> Reading passage:
▼
What? I see tons of them. I am one of them. What kind of ridiculous assertion
is that?

>It's not about having scientists or having amateurs, is about having them
together, at the same time and in the same room.

It is about you pretending something is unique when it applies to every single
programming language in existence.

------
debacle
I agree for the most part. There are a few infuriating things, especially
coming from a more functional background, that drive me crazy. People who shit
on PHP aren't being objective.

------
Shish2k
My mind is honestly blown by people here thinking that half-assed type
checking, local variables, and classes are novel and unique features of PHP
which make it better than most other languages. Am I really living in a world
where people try PHP, and try Javascript, and consider themselves well-
informed expert programmers who have seen all there is to see? :S

A perfect metaphor for me reading this thread:
[https://i.imgur.com/fKX2Xoh.png](https://i.imgur.com/fKX2Xoh.png)

------
ChikkaChiChi
PHP is a good language for solo devs that need to get shit done quickly. PDO
is fast and stays out of the way.
▲
> Provided data:
▼
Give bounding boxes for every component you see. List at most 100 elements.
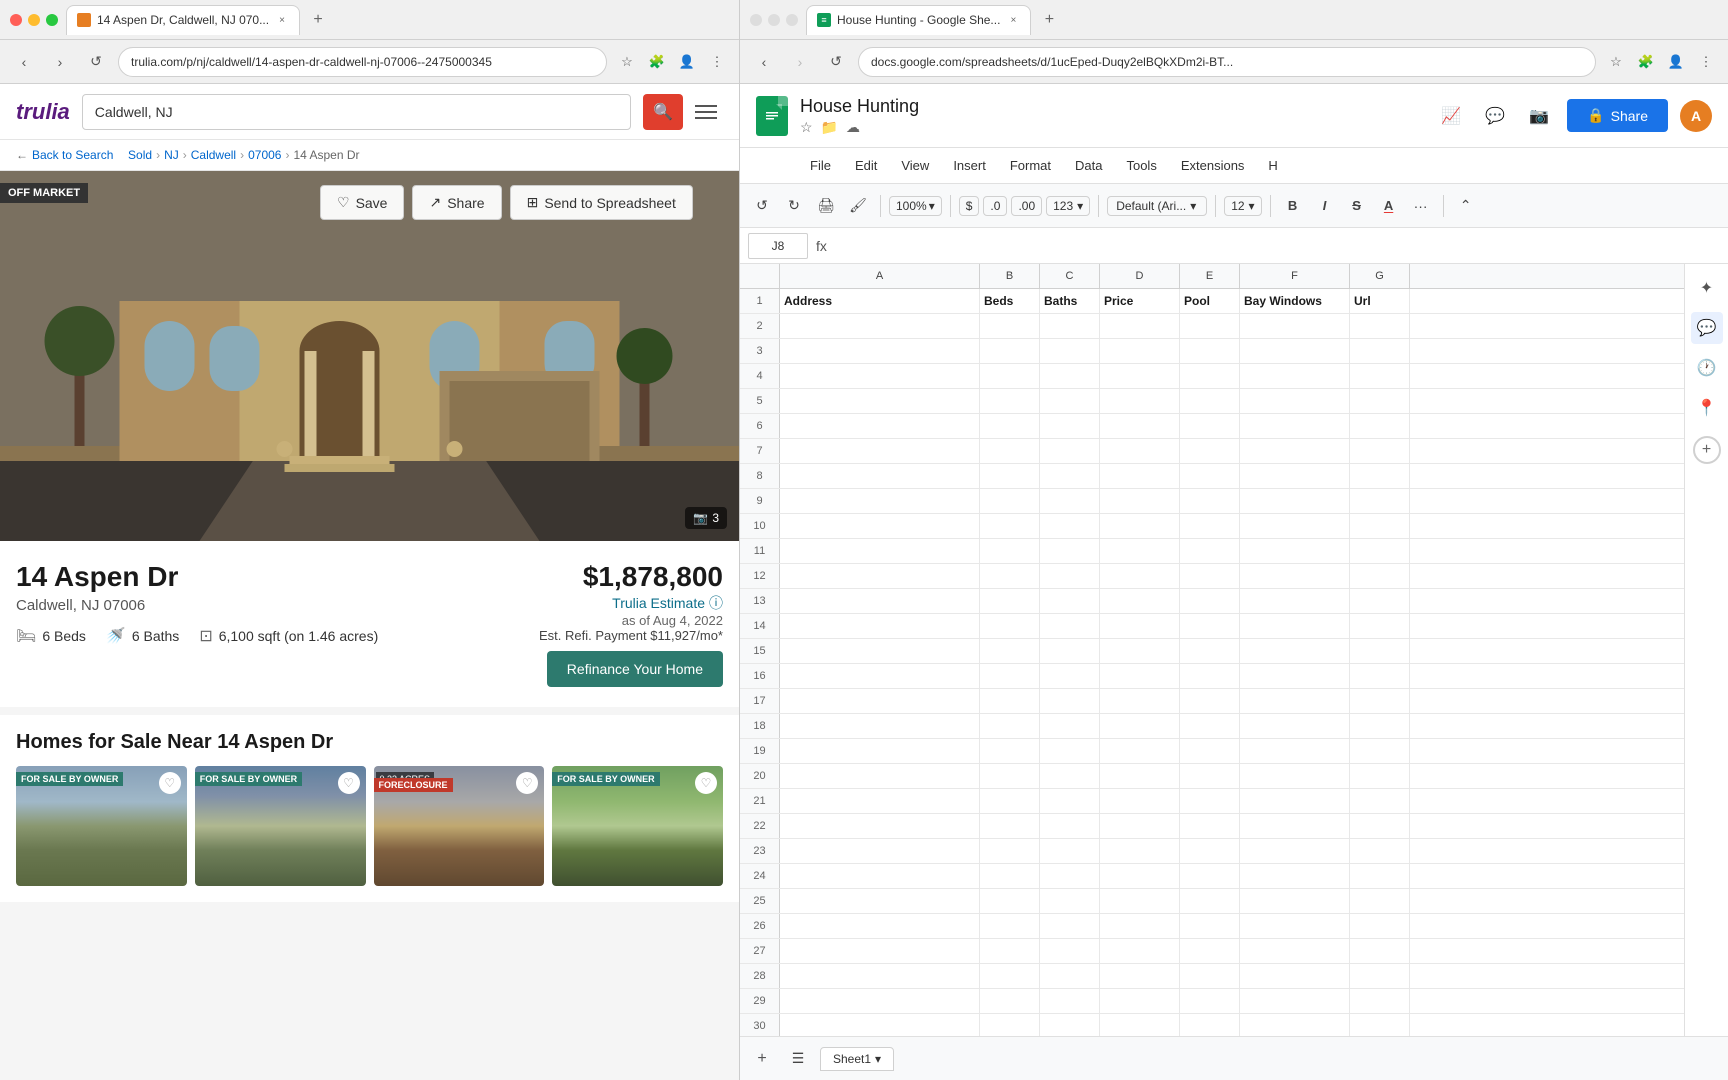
▲
> Exercise goal: In the forum thread about PHP, how does ChikkaChiChi describe PDO?

> Written reply: PDO is fast and stays out of the way.